>> Begin Data extract

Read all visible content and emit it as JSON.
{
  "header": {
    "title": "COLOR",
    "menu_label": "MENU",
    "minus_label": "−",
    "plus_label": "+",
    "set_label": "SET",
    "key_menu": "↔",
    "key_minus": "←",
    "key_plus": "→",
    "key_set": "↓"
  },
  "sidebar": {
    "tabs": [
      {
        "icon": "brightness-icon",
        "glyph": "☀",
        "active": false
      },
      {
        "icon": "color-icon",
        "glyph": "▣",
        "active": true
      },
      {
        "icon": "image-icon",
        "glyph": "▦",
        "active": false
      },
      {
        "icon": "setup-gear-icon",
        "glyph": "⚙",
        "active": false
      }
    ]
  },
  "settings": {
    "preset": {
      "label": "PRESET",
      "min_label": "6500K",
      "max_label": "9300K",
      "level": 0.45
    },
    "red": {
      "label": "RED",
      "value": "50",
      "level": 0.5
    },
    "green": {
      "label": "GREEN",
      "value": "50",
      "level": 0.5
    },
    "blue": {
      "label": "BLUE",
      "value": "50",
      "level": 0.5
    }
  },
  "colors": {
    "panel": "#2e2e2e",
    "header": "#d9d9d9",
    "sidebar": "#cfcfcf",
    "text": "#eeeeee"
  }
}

>> End Data extract

Set task -> Check each line above for the word "icon" and give the number of lines that have it, nothing else.

Complete response -> 4